*Goal:* Show every line containing "Tags" by copying it.

*Material to process:*
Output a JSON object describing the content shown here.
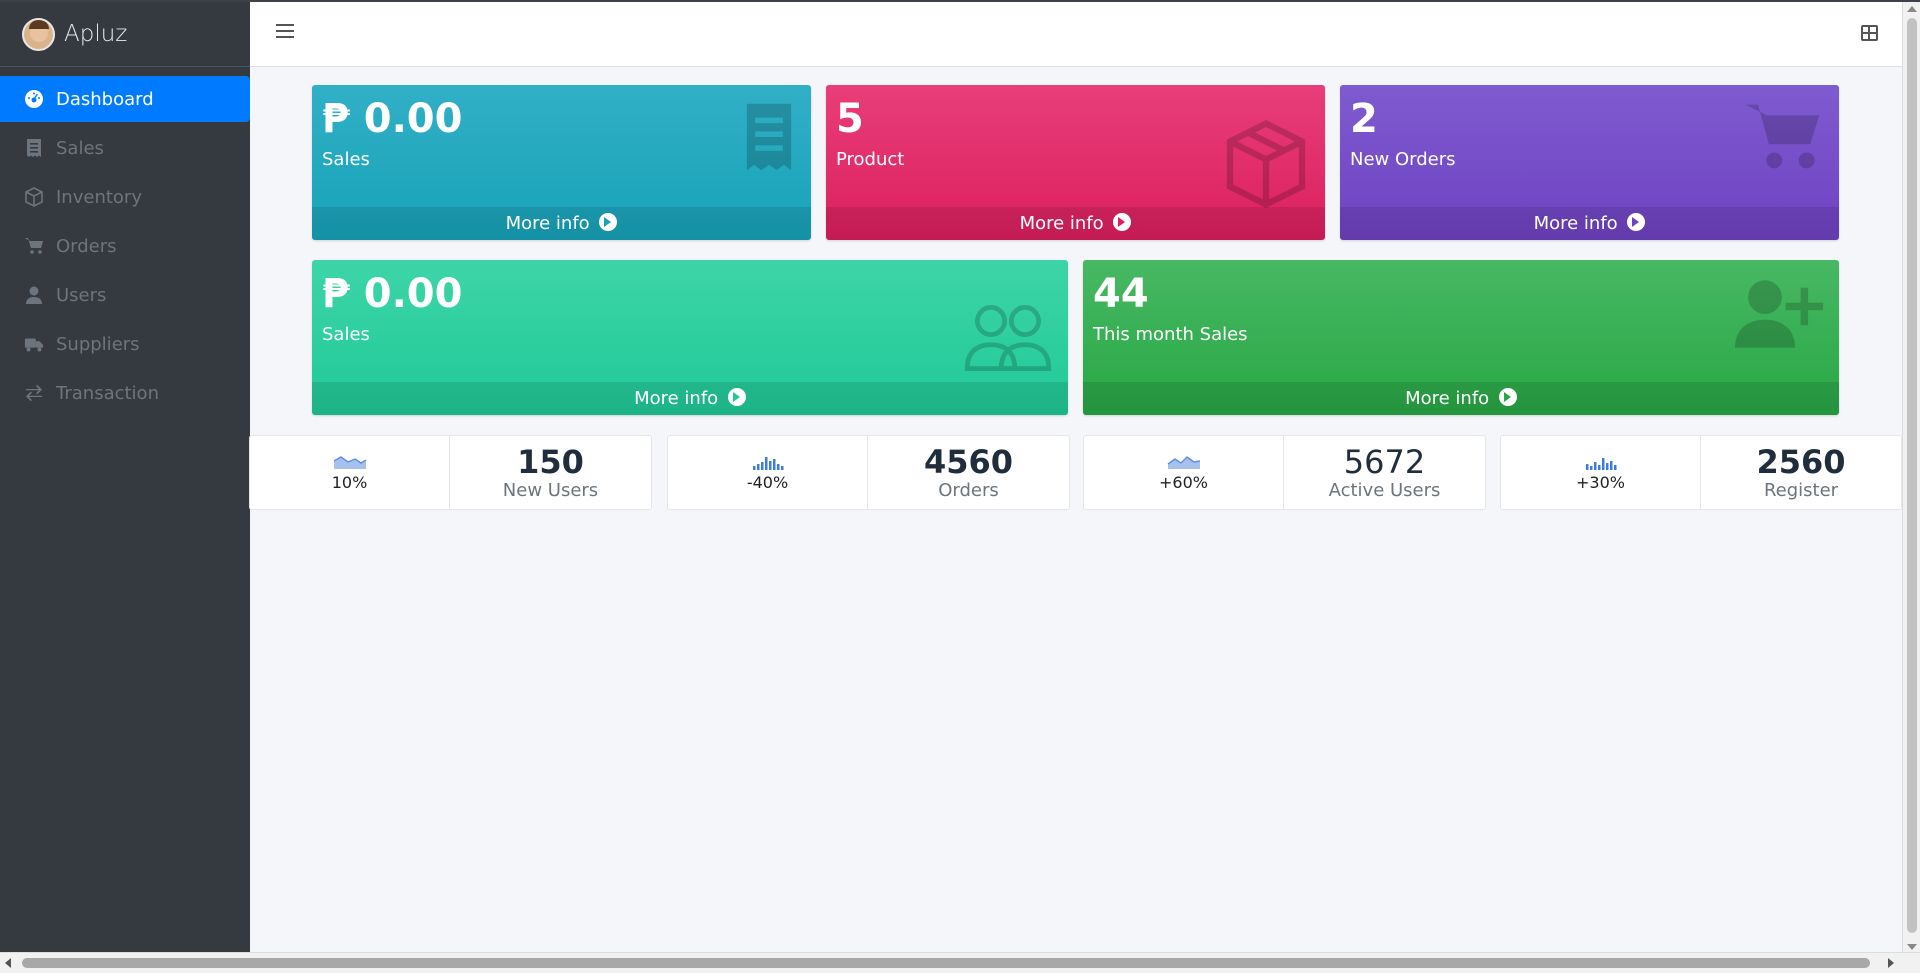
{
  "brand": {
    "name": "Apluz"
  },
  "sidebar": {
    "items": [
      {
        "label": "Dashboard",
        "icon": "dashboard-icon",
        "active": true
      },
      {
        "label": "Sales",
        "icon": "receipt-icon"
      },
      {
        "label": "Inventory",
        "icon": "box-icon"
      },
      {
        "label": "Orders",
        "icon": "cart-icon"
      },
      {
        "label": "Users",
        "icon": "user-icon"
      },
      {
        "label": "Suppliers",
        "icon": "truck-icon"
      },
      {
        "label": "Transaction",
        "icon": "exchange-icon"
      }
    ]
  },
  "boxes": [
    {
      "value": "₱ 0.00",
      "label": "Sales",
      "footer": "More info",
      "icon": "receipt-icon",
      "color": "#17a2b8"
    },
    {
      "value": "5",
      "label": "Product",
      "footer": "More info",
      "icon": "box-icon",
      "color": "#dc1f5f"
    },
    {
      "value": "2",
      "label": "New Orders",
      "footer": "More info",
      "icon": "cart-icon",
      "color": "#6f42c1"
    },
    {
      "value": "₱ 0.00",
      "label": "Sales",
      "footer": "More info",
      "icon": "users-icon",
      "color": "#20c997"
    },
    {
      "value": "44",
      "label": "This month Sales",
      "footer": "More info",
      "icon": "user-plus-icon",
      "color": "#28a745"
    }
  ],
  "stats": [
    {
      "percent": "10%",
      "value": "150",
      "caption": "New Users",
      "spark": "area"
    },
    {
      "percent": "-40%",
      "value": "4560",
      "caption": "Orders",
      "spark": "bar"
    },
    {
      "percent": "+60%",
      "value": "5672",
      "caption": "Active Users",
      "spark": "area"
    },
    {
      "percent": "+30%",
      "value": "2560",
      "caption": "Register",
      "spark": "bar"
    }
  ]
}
==
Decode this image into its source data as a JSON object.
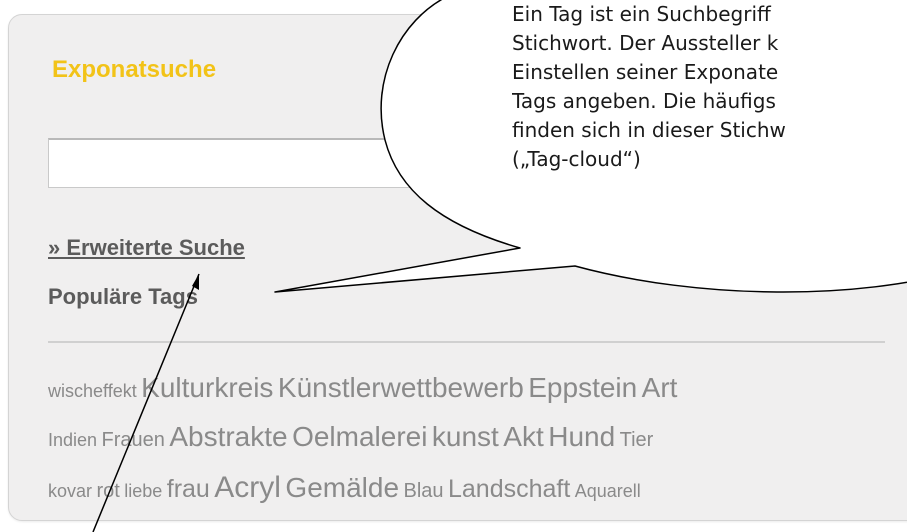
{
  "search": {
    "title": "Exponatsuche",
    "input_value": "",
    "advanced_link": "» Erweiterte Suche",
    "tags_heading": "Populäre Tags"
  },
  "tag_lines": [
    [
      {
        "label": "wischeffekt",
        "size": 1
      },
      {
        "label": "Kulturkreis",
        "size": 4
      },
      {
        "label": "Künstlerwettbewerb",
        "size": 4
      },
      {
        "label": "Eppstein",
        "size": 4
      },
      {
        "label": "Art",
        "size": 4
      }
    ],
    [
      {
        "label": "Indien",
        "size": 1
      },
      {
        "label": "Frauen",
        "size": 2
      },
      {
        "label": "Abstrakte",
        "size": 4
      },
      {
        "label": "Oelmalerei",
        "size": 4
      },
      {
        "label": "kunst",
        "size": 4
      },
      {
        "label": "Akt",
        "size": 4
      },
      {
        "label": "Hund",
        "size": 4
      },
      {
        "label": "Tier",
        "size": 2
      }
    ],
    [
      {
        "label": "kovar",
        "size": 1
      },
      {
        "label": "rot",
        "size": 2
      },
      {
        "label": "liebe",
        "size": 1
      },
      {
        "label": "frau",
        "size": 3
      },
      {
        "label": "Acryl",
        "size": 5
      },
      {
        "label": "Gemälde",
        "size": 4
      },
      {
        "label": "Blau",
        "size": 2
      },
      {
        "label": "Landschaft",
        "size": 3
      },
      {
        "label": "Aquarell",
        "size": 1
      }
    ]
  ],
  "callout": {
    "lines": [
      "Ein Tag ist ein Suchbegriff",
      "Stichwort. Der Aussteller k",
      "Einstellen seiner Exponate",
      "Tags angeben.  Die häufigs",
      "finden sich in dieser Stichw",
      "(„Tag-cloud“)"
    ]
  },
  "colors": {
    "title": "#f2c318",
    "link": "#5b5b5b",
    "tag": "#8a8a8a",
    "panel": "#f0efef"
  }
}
---
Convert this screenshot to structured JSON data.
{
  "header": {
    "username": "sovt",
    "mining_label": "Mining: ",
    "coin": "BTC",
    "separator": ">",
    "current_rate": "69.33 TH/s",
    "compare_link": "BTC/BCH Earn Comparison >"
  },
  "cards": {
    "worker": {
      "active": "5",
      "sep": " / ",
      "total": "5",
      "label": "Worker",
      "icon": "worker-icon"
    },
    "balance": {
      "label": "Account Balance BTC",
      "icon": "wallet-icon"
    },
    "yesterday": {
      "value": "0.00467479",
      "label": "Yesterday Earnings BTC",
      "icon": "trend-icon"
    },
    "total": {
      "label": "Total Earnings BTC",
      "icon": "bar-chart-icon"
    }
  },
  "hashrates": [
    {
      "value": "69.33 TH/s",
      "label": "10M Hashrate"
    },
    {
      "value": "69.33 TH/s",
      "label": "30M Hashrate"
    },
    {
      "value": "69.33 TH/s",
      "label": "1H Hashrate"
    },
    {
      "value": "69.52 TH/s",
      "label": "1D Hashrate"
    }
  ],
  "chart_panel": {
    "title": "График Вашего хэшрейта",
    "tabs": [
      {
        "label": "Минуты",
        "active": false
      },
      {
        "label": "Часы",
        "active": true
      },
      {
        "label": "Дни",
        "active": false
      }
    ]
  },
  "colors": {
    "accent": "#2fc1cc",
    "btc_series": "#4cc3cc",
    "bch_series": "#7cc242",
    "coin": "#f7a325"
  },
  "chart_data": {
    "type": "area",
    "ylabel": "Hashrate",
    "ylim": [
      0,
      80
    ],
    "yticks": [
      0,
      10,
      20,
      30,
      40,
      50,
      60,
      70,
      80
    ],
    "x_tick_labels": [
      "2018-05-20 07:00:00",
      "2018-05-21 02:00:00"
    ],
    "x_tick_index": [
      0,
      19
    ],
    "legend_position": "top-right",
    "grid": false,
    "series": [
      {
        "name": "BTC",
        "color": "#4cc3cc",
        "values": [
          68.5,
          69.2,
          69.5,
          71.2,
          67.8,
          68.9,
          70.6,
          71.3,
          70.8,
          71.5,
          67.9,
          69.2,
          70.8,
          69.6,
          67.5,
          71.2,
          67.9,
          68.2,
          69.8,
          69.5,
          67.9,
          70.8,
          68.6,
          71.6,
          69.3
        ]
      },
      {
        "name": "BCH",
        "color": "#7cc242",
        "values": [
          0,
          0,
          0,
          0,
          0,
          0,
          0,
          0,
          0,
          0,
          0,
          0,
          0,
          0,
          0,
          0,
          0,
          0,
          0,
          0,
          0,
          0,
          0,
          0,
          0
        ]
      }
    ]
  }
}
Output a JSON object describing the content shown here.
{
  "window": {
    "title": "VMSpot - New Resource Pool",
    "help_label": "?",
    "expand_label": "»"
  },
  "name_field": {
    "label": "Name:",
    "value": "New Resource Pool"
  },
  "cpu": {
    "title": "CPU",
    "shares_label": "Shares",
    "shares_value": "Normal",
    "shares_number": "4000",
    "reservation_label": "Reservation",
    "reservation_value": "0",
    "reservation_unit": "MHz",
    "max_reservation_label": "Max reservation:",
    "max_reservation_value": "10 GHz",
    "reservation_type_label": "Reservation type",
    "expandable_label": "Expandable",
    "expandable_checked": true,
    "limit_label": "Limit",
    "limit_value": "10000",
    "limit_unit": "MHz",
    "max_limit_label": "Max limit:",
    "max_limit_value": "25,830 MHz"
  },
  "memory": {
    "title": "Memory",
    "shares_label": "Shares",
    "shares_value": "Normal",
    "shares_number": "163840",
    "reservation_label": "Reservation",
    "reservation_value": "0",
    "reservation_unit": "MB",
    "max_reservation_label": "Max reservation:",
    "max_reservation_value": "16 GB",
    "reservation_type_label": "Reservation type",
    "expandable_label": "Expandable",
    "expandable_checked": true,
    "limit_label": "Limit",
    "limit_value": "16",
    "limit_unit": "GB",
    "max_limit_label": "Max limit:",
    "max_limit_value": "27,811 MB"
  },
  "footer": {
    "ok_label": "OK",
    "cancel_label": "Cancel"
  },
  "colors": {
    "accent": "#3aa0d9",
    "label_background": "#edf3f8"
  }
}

*Worked answer:*
    "tags_heading": "Populäre Tags"
      "Tags angeben.  Die häufigs",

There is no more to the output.